=== Rows from a dataset ===

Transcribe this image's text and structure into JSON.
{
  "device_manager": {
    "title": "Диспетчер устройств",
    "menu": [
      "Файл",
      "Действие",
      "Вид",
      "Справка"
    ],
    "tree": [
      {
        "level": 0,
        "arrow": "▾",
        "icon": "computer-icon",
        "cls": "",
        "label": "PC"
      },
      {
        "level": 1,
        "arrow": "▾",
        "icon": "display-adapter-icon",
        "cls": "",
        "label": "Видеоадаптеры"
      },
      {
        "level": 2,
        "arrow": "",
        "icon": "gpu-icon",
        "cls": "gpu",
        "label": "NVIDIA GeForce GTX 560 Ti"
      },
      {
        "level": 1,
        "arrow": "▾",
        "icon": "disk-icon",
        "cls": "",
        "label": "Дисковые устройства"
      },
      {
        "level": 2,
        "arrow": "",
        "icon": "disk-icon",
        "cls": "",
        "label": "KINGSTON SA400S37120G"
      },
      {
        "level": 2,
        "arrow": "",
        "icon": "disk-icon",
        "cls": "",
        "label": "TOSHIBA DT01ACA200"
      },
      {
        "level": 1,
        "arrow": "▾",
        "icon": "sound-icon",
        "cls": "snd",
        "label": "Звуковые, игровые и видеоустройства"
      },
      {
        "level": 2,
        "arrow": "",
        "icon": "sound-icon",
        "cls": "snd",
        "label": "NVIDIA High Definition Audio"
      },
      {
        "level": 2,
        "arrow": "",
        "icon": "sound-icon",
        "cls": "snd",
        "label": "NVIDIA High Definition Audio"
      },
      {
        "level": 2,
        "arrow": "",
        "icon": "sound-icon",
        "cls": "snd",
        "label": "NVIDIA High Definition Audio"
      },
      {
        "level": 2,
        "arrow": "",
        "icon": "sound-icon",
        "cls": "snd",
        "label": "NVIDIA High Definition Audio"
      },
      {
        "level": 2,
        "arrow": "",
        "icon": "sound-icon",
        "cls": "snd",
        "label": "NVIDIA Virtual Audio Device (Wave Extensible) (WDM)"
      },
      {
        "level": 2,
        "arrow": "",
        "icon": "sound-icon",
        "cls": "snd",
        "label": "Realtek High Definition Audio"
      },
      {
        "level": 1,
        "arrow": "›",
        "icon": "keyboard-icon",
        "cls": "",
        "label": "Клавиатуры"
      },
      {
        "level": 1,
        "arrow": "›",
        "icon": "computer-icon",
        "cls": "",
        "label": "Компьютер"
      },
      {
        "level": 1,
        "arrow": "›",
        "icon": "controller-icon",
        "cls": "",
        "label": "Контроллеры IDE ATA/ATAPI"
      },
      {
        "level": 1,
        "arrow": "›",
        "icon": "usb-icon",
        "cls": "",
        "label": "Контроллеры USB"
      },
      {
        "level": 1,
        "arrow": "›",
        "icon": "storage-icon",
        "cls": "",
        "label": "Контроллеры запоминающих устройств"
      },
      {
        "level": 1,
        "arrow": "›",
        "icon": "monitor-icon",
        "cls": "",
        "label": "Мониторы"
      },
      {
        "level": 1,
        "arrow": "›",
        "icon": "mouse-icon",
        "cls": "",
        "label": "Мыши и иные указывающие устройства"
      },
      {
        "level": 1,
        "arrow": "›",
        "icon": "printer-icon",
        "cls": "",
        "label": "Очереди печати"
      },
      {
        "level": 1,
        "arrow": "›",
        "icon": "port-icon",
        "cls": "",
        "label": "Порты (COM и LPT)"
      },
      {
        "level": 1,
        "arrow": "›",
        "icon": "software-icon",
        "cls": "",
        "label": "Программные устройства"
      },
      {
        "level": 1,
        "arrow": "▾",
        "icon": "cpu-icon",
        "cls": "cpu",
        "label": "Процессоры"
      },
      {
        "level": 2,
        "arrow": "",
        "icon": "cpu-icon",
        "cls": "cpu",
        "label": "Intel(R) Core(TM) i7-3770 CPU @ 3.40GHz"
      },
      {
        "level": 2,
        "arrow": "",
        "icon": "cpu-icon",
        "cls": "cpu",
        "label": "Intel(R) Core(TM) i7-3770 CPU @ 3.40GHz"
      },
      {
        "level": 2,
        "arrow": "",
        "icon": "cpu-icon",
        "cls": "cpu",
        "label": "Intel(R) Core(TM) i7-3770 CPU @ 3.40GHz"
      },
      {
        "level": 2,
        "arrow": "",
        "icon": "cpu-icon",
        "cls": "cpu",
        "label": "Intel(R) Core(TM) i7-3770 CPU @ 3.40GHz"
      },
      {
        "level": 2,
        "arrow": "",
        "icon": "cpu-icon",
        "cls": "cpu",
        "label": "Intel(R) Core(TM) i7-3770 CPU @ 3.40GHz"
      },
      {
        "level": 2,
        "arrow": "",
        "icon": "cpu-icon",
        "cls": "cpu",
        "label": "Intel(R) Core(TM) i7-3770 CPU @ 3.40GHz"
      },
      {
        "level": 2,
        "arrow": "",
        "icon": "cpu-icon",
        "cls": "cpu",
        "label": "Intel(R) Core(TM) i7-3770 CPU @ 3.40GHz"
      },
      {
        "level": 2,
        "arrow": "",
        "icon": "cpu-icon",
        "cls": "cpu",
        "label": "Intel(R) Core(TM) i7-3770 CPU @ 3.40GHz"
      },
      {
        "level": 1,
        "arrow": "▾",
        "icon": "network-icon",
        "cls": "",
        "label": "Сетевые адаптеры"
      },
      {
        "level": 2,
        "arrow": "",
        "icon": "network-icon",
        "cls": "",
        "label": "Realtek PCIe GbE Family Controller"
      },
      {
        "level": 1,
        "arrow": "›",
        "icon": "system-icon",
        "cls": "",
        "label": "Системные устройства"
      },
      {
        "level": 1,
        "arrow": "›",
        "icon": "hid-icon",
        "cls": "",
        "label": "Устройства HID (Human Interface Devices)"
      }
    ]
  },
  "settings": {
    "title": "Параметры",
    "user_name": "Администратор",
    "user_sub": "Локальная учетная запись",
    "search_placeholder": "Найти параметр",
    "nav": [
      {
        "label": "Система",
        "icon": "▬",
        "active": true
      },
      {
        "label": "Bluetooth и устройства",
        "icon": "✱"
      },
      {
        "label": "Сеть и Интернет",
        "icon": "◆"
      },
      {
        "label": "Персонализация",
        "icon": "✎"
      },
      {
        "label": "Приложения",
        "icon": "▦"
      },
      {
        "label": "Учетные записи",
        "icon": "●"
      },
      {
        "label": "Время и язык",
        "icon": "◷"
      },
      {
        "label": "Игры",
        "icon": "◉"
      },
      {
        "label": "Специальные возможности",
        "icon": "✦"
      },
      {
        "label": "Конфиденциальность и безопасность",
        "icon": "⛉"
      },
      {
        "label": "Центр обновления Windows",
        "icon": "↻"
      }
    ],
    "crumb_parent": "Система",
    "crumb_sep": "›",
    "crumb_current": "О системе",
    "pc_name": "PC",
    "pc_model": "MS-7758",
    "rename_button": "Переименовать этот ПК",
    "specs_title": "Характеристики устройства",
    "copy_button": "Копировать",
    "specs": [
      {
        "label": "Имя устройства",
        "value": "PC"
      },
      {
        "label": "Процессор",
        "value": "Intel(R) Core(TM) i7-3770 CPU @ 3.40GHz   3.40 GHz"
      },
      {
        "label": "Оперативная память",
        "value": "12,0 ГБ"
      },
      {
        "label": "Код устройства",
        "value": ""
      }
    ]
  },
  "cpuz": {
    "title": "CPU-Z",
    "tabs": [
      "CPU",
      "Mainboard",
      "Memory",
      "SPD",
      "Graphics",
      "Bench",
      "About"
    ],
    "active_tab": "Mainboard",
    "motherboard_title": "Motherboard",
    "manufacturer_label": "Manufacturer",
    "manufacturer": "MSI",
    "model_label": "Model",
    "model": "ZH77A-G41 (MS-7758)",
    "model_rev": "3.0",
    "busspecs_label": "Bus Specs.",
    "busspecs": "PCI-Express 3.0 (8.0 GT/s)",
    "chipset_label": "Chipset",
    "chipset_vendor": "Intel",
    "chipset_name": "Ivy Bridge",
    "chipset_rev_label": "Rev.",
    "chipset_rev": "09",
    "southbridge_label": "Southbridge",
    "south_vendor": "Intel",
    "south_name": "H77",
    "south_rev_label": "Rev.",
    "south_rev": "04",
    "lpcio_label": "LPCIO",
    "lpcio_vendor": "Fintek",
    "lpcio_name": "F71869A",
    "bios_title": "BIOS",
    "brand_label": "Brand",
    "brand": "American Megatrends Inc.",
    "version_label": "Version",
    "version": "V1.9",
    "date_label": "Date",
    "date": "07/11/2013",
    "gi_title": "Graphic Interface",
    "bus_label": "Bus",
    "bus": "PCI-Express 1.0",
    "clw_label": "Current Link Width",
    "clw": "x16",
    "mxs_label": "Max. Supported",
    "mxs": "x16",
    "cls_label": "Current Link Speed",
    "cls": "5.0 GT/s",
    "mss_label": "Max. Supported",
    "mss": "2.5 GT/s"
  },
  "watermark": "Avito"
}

=== The exercise ===
In the records above, find the lines containing "Supported" and copy them.

=== Complete output ===
    "mxs_label": "Max. Supported",
    "mss_label": "Max. Supported",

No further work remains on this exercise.